Work to do: From the entries below, copy out every line with "徳山中央病院" in it.
** begin **
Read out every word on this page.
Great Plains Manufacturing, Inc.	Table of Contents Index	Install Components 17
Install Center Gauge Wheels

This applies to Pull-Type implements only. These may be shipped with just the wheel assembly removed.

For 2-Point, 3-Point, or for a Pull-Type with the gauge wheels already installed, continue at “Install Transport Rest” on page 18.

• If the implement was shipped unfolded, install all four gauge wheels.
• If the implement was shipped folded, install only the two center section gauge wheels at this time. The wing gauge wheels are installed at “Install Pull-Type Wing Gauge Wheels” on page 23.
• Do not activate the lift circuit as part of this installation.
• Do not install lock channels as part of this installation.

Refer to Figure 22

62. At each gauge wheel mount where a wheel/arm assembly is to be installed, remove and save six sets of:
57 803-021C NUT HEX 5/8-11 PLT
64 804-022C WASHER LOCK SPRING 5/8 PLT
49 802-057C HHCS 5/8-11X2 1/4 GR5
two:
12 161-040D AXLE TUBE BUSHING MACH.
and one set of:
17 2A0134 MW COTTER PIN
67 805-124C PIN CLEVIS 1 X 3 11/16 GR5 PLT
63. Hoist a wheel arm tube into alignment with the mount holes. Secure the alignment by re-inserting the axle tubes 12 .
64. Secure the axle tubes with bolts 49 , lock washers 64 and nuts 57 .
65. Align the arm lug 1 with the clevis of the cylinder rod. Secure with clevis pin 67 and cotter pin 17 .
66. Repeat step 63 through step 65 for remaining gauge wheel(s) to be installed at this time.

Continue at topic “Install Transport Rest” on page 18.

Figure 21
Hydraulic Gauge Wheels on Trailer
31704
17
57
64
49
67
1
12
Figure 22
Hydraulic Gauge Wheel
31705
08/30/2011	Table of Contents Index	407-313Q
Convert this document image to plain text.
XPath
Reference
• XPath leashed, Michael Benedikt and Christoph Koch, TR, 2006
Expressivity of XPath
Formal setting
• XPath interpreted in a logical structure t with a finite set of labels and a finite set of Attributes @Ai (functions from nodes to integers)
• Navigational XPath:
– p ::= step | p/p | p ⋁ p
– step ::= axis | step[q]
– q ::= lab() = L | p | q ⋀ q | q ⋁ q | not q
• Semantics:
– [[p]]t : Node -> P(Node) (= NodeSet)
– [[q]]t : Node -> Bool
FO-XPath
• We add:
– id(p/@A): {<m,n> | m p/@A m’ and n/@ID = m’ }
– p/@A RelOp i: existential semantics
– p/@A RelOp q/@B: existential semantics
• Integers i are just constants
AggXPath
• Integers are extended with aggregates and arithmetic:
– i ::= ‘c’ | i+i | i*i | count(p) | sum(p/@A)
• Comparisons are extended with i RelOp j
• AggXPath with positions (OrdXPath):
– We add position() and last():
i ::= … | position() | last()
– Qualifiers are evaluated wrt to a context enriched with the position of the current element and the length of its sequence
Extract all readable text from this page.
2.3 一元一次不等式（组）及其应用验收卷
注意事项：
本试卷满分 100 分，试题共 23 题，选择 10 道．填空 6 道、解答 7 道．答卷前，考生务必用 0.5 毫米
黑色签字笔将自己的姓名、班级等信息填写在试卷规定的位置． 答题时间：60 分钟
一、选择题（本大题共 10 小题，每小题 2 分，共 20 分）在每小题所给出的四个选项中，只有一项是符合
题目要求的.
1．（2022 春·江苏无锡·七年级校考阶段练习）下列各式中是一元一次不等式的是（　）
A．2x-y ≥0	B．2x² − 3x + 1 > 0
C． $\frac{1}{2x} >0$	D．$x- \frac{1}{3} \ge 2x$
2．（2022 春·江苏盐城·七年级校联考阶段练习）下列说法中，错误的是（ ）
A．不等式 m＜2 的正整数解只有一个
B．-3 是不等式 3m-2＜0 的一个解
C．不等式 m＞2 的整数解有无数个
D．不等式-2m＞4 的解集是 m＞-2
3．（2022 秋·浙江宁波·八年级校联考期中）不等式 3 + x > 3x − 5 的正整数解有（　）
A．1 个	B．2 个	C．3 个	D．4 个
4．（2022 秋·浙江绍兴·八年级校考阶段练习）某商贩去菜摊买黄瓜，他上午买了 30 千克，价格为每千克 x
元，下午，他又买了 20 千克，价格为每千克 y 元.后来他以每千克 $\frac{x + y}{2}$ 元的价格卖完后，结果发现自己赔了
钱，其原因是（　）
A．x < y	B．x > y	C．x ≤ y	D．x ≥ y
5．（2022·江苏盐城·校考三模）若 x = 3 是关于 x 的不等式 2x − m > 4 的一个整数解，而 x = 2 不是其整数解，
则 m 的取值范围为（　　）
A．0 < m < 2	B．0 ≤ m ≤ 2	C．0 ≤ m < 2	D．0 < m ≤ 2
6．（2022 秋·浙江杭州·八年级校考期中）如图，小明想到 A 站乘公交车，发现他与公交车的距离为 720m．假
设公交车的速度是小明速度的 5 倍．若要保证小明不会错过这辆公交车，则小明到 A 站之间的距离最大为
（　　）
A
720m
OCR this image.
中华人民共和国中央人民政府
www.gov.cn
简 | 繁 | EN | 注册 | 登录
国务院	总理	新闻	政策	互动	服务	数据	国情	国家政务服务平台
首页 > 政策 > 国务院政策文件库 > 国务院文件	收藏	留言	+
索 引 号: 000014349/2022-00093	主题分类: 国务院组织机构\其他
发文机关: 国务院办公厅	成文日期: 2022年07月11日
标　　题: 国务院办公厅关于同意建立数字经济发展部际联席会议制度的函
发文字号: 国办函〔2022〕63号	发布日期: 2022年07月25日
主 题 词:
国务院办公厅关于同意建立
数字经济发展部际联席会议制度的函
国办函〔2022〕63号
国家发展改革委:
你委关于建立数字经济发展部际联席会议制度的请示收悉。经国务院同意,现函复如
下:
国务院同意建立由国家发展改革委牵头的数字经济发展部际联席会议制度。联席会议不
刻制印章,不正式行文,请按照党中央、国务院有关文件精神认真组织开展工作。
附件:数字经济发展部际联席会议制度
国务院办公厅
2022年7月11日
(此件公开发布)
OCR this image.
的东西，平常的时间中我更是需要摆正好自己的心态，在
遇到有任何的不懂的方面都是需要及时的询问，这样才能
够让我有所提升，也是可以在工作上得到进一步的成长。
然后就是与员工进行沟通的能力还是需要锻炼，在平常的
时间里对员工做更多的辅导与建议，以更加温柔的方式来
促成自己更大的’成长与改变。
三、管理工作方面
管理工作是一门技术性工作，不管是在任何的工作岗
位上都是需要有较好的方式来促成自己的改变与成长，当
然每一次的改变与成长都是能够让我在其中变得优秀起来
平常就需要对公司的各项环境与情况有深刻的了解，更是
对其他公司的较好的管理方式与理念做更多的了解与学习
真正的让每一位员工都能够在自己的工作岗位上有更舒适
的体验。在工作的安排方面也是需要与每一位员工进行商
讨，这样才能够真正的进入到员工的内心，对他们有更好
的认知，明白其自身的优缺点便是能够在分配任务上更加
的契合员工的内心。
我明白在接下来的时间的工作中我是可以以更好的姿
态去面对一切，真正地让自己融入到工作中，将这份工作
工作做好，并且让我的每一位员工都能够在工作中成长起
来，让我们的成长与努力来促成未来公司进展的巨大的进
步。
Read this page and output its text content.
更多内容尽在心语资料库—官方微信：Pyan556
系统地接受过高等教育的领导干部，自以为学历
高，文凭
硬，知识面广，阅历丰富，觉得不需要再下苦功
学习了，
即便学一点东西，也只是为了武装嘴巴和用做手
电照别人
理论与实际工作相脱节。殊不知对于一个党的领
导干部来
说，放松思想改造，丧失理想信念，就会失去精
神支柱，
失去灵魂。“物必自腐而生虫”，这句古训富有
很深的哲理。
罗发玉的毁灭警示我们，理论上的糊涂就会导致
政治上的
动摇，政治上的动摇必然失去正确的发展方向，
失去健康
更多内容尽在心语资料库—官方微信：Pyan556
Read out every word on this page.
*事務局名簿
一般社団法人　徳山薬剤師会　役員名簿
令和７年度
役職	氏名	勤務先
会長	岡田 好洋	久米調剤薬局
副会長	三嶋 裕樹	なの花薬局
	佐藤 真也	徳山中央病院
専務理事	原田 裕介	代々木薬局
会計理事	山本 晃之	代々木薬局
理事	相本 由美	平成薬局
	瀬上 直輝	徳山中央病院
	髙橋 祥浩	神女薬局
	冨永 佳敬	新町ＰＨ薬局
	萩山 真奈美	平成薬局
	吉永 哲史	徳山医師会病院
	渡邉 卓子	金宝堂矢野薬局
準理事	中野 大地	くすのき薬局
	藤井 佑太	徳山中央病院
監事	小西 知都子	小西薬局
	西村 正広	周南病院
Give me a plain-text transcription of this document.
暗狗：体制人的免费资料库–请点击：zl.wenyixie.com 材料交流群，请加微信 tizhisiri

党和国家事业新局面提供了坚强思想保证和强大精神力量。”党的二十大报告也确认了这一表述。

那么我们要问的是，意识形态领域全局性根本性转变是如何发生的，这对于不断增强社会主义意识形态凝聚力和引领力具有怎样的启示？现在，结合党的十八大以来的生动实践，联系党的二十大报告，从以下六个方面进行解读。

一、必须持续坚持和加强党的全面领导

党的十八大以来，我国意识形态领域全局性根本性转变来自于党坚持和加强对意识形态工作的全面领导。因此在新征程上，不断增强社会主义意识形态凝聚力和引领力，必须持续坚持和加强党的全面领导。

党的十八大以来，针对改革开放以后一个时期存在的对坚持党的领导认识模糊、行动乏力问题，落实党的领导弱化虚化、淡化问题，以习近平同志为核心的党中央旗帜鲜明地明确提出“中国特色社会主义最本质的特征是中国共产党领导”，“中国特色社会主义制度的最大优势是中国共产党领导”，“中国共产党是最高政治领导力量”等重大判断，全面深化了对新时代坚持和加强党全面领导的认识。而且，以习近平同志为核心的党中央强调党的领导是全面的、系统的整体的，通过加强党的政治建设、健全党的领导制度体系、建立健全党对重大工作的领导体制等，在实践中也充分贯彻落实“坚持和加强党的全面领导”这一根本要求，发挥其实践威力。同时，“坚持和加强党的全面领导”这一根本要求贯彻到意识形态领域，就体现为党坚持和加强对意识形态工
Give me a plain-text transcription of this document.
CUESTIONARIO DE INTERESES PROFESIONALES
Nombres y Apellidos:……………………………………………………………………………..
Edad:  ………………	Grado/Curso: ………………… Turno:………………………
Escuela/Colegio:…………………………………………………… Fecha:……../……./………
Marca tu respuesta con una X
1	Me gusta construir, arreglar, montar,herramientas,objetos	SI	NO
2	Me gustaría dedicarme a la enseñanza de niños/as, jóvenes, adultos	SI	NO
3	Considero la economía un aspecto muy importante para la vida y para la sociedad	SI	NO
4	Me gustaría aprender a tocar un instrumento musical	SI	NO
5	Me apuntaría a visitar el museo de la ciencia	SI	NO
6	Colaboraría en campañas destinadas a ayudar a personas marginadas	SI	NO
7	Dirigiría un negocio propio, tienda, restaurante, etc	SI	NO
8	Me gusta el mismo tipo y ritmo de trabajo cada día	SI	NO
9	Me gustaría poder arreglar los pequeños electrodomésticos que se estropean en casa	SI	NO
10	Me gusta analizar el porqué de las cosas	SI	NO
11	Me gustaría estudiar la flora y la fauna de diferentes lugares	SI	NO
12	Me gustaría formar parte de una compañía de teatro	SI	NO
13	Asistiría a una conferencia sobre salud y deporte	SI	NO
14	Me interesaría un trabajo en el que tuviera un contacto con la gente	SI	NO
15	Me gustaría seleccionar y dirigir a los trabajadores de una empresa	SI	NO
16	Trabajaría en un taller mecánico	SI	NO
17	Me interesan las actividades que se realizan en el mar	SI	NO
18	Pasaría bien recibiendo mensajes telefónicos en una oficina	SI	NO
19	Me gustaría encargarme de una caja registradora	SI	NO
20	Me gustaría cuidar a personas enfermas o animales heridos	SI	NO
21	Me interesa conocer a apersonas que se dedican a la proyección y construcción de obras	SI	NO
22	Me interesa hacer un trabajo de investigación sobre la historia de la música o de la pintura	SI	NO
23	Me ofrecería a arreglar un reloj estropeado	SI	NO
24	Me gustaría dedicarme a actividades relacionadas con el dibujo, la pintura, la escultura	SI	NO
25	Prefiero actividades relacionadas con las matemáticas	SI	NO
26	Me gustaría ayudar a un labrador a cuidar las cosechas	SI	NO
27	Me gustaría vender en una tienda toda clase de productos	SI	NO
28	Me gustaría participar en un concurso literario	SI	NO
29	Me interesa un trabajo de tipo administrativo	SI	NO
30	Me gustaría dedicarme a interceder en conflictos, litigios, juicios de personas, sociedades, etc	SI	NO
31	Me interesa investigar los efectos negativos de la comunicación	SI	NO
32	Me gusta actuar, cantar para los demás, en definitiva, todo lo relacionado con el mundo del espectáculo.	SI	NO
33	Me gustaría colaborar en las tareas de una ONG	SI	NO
** end **
Reply:
	佐藤 真也	徳山中央病院
	瀬上 直輝	徳山中央病院
	藤井 佑太	徳山中央病院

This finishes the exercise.